▸ **What to produce**: Note each line of the listing that contains the string "Injury", and copy it.

▸ **Task material**:
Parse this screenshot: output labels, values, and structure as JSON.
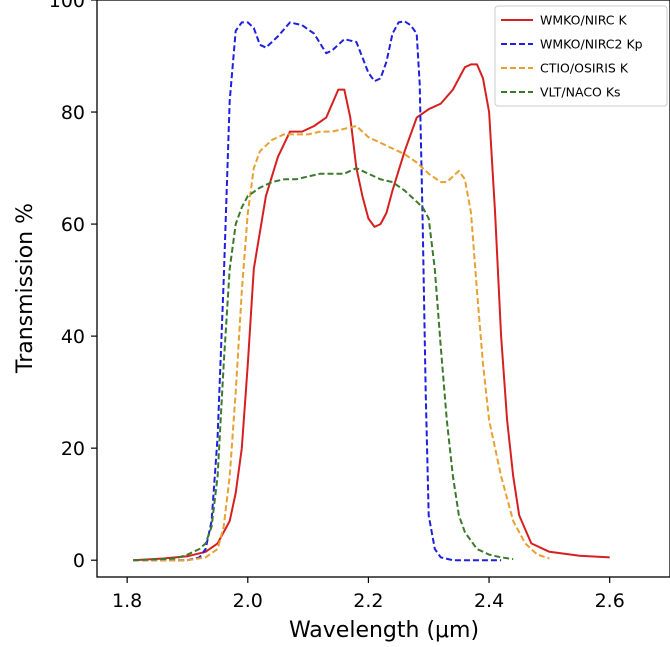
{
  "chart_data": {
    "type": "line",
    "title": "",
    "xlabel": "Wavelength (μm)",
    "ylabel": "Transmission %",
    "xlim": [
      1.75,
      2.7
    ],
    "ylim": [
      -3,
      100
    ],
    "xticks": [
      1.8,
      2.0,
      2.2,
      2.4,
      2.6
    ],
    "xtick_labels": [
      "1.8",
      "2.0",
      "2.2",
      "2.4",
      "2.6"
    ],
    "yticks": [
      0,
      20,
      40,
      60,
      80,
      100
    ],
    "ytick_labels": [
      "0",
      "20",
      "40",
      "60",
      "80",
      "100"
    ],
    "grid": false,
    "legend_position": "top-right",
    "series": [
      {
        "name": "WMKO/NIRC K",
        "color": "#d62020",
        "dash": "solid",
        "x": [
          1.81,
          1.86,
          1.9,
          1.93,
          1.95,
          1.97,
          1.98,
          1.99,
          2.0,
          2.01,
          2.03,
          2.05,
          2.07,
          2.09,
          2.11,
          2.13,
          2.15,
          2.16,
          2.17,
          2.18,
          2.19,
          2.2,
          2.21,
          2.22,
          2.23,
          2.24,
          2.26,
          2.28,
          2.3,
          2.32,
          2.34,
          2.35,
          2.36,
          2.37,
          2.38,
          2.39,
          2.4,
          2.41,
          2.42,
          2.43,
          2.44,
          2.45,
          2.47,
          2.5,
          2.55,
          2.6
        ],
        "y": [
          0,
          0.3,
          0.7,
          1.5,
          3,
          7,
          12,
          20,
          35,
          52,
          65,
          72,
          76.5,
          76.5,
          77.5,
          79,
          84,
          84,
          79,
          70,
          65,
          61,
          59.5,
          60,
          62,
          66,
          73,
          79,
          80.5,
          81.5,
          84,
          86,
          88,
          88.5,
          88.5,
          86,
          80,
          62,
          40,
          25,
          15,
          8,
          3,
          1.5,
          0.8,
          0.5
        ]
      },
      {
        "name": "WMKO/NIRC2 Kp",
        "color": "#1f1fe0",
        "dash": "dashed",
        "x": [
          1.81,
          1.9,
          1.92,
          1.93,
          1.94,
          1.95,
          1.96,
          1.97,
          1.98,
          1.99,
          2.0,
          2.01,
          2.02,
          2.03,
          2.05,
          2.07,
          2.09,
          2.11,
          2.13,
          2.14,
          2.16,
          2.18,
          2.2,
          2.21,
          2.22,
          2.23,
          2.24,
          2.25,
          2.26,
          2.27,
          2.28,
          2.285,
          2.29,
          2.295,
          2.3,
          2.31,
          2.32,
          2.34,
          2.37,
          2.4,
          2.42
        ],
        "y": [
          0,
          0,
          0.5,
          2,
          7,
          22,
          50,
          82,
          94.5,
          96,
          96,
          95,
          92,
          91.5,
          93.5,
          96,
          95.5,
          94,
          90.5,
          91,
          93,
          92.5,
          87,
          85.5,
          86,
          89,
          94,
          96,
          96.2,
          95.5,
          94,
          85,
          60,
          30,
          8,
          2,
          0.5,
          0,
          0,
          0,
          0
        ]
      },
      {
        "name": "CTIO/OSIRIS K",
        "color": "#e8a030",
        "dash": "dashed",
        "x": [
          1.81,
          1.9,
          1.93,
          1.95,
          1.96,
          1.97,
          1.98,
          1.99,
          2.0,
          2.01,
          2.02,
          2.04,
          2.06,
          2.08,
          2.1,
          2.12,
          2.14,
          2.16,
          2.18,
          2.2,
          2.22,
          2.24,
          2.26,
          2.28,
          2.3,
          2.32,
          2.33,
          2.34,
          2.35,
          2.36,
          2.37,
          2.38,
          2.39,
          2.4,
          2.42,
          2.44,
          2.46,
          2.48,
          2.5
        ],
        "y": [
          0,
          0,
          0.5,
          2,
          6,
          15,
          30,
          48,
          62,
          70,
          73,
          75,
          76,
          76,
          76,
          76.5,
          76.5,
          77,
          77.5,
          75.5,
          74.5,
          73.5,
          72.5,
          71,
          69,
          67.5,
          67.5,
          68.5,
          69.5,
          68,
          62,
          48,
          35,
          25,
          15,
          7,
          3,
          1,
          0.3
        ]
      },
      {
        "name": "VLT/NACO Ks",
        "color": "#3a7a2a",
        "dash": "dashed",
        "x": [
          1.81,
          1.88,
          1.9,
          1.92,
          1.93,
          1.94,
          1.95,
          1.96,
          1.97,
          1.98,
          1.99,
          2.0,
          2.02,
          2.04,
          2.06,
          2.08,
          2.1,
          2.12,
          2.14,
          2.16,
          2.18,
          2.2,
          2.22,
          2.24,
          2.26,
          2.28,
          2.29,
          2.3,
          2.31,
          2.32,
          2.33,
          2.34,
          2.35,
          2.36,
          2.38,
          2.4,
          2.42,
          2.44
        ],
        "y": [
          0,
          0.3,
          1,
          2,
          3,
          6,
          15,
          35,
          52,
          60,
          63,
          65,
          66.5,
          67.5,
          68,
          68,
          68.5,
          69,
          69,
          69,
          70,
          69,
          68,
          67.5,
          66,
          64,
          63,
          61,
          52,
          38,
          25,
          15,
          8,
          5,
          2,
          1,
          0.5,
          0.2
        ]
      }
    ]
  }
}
==
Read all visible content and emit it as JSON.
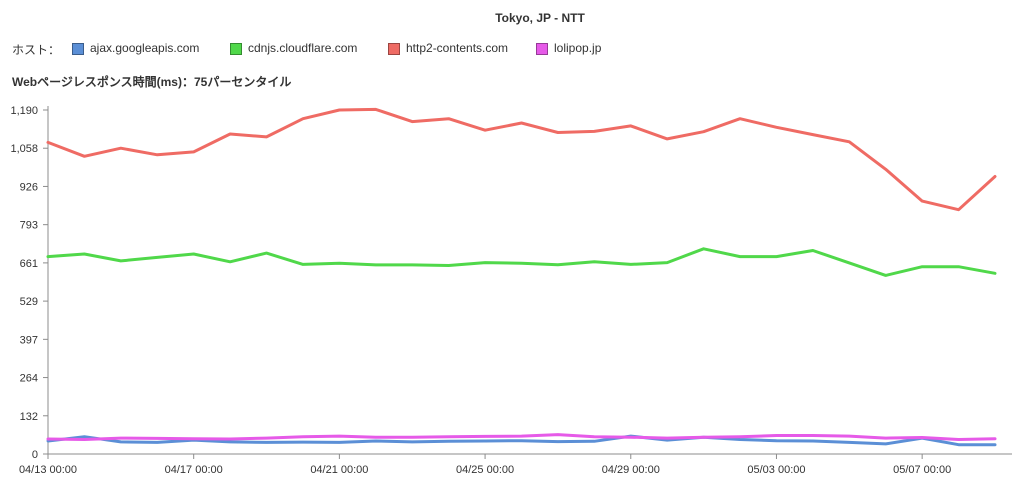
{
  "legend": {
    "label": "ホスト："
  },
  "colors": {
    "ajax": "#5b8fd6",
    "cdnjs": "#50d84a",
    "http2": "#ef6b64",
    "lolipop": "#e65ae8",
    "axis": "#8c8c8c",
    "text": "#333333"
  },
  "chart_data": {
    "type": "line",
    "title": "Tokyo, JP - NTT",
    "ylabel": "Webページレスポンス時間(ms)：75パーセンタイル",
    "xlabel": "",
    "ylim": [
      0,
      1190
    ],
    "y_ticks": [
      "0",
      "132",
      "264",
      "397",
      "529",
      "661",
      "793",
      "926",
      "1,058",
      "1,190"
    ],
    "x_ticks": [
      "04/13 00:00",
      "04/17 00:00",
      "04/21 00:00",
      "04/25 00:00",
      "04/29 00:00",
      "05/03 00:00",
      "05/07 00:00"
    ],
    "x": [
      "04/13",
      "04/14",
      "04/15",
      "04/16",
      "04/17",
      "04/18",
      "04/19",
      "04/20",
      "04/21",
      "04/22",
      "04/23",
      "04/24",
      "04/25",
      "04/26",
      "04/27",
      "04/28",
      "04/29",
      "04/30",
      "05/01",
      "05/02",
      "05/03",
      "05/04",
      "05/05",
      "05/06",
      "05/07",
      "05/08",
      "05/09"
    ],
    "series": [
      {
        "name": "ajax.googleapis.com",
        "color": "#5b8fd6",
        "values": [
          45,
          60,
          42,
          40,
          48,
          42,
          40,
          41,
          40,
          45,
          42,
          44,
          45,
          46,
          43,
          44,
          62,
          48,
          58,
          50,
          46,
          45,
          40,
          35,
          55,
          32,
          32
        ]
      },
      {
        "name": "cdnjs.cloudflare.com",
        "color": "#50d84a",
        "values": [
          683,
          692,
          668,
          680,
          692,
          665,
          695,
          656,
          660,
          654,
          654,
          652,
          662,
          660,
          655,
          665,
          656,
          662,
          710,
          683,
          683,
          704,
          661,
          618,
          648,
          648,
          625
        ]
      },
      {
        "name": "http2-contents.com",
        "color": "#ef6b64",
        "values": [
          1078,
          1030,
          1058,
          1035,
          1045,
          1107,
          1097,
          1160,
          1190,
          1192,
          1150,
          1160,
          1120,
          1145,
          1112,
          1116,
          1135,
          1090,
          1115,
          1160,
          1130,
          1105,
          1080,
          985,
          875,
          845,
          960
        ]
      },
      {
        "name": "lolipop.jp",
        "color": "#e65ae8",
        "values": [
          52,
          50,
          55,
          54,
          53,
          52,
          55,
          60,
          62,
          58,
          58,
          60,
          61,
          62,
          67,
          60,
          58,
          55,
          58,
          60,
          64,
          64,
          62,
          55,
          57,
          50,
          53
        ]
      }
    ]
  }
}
* * *
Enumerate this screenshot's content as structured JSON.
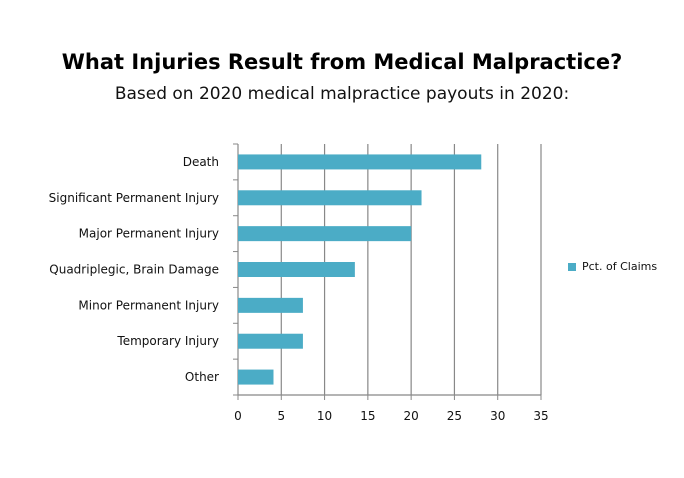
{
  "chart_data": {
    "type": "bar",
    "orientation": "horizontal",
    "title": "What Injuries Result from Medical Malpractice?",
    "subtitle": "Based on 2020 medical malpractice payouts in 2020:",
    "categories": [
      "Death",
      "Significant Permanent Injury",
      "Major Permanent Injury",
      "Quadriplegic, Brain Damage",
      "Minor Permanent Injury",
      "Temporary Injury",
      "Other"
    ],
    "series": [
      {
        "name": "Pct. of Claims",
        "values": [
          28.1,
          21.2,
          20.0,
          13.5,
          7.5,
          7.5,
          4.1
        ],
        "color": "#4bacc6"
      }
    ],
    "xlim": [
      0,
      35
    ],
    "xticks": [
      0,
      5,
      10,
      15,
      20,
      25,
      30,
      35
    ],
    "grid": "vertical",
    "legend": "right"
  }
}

▸ **Problem solution**:
      "Significant Permanent Injury",
      "Major Permanent Injury",
      "Minor Permanent Injury",
      "Temporary Injury",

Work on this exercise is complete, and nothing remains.